• Task to carry out
Repeat the records exactly. Every line must match.

Data entries
-*-*-

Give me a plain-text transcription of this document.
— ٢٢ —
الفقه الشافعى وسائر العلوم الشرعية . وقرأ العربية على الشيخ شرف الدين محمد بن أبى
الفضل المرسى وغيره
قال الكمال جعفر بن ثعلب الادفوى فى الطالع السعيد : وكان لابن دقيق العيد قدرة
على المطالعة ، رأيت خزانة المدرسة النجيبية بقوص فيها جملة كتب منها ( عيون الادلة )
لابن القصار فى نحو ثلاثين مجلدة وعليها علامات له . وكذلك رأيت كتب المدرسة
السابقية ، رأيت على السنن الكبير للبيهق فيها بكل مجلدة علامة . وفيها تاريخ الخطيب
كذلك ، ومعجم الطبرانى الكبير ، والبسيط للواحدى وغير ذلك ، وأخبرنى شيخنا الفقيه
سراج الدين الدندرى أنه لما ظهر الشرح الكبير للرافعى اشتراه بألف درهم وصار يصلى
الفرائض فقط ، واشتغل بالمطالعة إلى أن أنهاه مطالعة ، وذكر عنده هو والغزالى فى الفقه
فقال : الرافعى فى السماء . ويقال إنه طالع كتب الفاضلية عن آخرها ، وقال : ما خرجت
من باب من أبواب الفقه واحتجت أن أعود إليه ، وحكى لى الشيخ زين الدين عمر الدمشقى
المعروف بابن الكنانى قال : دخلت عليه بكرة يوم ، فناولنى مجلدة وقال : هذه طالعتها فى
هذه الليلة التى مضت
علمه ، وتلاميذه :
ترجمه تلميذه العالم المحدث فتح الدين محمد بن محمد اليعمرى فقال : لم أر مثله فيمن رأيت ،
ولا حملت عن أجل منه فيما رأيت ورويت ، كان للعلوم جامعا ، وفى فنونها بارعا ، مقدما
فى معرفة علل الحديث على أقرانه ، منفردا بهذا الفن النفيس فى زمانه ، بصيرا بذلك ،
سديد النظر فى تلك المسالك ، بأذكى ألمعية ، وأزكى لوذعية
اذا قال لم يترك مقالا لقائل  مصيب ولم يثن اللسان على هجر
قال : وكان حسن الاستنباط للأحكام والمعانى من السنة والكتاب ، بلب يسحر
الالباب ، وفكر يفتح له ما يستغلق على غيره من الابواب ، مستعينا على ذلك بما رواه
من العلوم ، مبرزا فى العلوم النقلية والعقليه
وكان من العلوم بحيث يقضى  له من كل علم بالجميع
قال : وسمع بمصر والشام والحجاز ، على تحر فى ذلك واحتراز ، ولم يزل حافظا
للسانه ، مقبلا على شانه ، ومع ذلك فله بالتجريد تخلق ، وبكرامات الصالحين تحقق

-*-*-

• Result below
Give me a plain-text transcription of this document.
— ٢٢ —
الفقه الشافعى وسائر العلوم الشرعية . وقرأ العربية على الشيخ شرف الدين محمد بن أبى
الفضل المرسى وغيره
قال الكمال جعفر بن ثعلب الادفوى فى الطالع السعيد : وكان لابن دقيق العيد قدرة
على المطالعة ، رأيت خزانة المدرسة النجيبية بقوص فيها جملة كتب منها ( عيون الادلة )
لابن القصار فى نحو ثلاثين مجلدة وعليها علامات له . وكذلك رأيت كتب المدرسة
السابقية ، رأيت على السنن الكبير للبيهق فيها بكل مجلدة علامة . وفيها تاريخ الخطيب
كذلك ، ومعجم الطبرانى الكبير ، والبسيط للواحدى وغير ذلك ، وأخبرنى شيخنا الفقيه
سراج الدين الدندرى أنه لما ظهر الشرح الكبير للرافعى اشتراه بألف درهم وصار يصلى
الفرائض فقط ، واشتغل بالمطالعة إلى أن أنهاه مطالعة ، وذكر عنده هو والغزالى فى الفقه
فقال : الرافعى فى السماء . ويقال إنه طالع كتب الفاضلية عن آخرها ، وقال : ما خرجت
من باب من أبواب الفقه واحتجت أن أعود إليه ، وحكى لى الشيخ زين الدين عمر الدمشقى
المعروف بابن الكنانى قال : دخلت عليه بكرة يوم ، فناولنى مجلدة وقال : هذه طالعتها فى
هذه الليلة التى مضت
علمه ، وتلاميذه :
ترجمه تلميذه العالم المحدث فتح الدين محمد بن محمد اليعمرى فقال : لم أر مثله فيمن رأيت ،
ولا حملت عن أجل منه فيما رأيت ورويت ، كان للعلوم جامعا ، وفى فنونها بارعا ، مقدما
فى معرفة علل الحديث على أقرانه ، منفردا بهذا الفن النفيس فى زمانه ، بصيرا بذلك ،
سديد النظر فى تلك المسالك ، بأذكى ألمعية ، وأزكى لوذعية
اذا قال لم يترك مقالا لقائل  مصيب ولم يثن اللسان على هجر
قال : وكان حسن الاستنباط للأحكام والمعانى من السنة والكتاب ، بلب يسحر
الالباب ، وفكر يفتح له ما يستغلق على غيره من الابواب ، مستعينا على ذلك بما رواه
من العلوم ، مبرزا فى العلوم النقلية والعقليه
وكان من العلوم بحيث يقضى  له من كل علم بالجميع
قال : وسمع بمصر والشام والحجاز ، على تحر فى ذلك واحتراز ، ولم يزل حافظا
للسانه ، مقبلا على شانه ، ومع ذلك فله بالتجريد تخلق ، وبكرامات الصالحين تحقق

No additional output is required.